**Problem to work on**
Answer with nothing except the number of lines that contain the word "Ensemble".

**Records for the exercise**
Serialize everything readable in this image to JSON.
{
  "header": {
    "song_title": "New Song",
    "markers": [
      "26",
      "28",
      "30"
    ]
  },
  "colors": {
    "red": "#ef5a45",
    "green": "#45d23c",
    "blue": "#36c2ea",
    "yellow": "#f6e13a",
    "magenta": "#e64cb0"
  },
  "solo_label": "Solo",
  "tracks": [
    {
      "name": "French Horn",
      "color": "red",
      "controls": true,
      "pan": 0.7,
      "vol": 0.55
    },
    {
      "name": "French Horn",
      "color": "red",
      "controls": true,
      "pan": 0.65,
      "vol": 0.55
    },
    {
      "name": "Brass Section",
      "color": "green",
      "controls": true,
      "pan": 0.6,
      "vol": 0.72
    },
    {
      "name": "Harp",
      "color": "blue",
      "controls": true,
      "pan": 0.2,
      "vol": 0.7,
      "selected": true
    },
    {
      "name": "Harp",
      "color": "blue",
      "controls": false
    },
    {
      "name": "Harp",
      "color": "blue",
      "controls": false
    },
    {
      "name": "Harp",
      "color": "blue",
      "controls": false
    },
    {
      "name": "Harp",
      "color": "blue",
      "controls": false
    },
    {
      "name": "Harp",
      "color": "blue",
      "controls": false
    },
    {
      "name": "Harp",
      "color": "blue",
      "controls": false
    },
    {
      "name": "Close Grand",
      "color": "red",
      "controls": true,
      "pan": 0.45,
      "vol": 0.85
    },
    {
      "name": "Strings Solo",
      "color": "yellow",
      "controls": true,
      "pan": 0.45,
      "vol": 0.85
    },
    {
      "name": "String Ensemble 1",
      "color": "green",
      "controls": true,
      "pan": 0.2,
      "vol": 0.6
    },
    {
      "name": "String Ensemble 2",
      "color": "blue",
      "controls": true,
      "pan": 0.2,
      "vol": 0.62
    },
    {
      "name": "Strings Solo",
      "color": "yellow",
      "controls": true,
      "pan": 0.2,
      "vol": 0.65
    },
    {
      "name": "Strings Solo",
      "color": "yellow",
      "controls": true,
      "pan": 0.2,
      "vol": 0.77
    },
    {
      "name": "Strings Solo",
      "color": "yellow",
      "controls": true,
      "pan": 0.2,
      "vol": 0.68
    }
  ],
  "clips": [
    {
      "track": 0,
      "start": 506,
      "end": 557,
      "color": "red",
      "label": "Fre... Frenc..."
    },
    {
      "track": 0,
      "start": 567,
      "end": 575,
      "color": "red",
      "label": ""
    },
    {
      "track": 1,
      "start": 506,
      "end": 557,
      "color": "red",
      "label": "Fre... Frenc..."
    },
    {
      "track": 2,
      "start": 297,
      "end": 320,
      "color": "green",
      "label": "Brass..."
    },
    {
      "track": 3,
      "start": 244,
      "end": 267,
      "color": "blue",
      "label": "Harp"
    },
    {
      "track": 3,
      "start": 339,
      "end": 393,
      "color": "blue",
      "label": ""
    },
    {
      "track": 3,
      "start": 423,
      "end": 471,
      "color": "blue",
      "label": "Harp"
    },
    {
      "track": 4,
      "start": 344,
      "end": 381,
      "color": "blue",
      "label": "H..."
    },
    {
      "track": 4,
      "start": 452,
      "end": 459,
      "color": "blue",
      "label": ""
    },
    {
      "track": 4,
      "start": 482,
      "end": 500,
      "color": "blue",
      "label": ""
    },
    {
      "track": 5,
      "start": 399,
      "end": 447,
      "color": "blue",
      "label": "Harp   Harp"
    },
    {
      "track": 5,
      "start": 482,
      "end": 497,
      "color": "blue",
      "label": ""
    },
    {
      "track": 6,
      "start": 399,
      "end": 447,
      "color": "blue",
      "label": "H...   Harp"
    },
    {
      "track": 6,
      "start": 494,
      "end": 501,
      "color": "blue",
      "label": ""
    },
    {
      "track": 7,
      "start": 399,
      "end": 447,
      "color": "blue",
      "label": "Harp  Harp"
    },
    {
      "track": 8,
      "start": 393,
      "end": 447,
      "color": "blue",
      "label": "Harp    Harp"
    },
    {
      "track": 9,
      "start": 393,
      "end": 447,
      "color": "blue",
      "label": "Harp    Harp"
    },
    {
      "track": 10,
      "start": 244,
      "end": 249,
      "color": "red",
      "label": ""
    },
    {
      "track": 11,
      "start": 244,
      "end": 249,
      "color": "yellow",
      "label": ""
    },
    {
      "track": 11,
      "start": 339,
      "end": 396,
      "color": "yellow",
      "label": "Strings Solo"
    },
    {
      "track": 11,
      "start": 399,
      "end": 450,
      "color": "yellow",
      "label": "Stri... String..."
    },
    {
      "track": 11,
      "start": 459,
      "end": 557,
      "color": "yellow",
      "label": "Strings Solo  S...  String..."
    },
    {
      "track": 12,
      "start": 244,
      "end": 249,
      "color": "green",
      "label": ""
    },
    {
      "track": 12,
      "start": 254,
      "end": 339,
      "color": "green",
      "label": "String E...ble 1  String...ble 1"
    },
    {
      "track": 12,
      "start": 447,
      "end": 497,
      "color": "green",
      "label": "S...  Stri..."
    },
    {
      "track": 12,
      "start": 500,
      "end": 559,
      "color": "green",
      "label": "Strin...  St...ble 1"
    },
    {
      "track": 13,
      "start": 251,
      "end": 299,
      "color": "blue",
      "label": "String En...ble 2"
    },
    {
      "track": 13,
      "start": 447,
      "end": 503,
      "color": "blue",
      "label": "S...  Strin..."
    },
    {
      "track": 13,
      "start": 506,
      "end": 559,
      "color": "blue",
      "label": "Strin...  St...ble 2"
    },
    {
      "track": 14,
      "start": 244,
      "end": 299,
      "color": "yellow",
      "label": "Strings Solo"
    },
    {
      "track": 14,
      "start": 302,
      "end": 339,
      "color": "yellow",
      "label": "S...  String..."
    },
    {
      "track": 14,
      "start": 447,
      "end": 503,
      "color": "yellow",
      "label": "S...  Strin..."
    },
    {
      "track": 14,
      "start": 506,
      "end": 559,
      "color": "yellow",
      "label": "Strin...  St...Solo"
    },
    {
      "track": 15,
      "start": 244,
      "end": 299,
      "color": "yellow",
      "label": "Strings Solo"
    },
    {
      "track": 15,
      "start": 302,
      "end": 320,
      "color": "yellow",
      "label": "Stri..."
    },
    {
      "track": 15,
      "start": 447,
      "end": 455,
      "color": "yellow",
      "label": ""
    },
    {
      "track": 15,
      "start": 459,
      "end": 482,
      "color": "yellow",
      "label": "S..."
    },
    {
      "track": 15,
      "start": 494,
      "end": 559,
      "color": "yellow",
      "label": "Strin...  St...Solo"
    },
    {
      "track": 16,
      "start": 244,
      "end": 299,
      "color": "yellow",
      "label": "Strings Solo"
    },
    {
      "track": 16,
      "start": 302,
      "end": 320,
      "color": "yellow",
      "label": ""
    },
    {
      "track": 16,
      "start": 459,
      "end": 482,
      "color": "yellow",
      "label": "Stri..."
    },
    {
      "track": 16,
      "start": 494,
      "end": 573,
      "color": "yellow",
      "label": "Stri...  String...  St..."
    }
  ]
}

**Result for this exercise**
2